> [Problem to solve]
Give back the whole listing exactly as shown.

begin Stored rows

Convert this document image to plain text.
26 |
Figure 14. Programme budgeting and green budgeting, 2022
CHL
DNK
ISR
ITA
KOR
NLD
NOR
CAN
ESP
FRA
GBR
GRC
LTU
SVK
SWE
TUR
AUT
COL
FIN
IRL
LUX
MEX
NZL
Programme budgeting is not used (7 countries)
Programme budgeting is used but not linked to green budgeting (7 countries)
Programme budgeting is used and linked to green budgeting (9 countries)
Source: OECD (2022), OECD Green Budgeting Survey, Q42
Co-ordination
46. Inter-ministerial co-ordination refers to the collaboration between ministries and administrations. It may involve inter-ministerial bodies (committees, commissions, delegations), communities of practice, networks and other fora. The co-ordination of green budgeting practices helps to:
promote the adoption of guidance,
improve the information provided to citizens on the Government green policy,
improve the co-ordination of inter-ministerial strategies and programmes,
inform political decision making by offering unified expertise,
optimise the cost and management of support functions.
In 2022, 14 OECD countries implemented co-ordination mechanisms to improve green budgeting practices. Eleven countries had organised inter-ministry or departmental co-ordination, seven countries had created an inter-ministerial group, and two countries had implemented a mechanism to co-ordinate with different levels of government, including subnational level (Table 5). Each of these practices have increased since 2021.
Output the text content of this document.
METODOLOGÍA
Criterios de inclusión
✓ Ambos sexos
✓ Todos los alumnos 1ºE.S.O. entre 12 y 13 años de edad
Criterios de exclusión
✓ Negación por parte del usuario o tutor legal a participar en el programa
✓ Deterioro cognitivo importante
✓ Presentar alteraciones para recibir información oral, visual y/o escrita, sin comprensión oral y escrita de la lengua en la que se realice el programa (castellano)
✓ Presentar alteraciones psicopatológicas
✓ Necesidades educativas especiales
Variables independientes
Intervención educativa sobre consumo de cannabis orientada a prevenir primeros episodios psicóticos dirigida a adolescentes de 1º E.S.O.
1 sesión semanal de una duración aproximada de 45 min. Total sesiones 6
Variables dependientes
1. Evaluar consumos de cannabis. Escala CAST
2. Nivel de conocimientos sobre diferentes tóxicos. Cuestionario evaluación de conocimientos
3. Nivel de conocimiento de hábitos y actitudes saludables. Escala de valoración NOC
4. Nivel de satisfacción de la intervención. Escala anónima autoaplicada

end Stored rows

> [Worked answer]
Convert this document image to plain text.
26 |
Figure 14. Programme budgeting and green budgeting, 2022
CHL
DNK
ISR
ITA
KOR
NLD
NOR
CAN
ESP
FRA
GBR
GRC
LTU
SVK
SWE
TUR
AUT
COL
FIN
IRL
LUX
MEX
NZL
Programme budgeting is not used (7 countries)
Programme budgeting is used but not linked to green budgeting (7 countries)
Programme budgeting is used and linked to green budgeting (9 countries)
Source: OECD (2022), OECD Green Budgeting Survey, Q42
Co-ordination
46. Inter-ministerial co-ordination refers to the collaboration between ministries and administrations. It may involve inter-ministerial bodies (committees, commissions, delegations), communities of practice, networks and other fora. The co-ordination of green budgeting practices helps to:
promote the adoption of guidance,
improve the information provided to citizens on the Government green policy,
improve the co-ordination of inter-ministerial strategies and programmes,
inform political decision making by offering unified expertise,
optimise the cost and management of support functions.
In 2022, 14 OECD countries implemented co-ordination mechanisms to improve green budgeting practices. Eleven countries had organised inter-ministry or departmental co-ordination, seven countries had created an inter-ministerial group, and two countries had implemented a mechanism to co-ordinate with different levels of government, including subnational level (Table 5). Each of these practices have increased since 2021.
Output the text content of this document.
METODOLOGÍA
Criterios de inclusión
✓ Ambos sexos
✓ Todos los alumnos 1ºE.S.O. entre 12 y 13 años de edad
Criterios de exclusión
✓ Negación por parte del usuario o tutor legal a participar en el programa
✓ Deterioro cognitivo importante
✓ Presentar alteraciones para recibir información oral, visual y/o escrita, sin comprensión oral y escrita de la lengua en la que se realice el programa (castellano)
✓ Presentar alteraciones psicopatológicas
✓ Necesidades educativas especiales
Variables independientes
Intervención educativa sobre consumo de cannabis orientada a prevenir primeros episodios psicóticos dirigida a adolescentes de 1º E.S.O.
1 sesión semanal de una duración aproximada de 45 min. Total sesiones 6
Variables dependientes
1. Evaluar consumos de cannabis. Escala CAST
2. Nivel de conocimientos sobre diferentes tóxicos. Cuestionario evaluación de conocimientos
3. Nivel de conocimiento de hábitos y actitudes saludables. Escala de valoración NOC
4. Nivel de satisfacción de la intervención. Escala anónima autoaplicada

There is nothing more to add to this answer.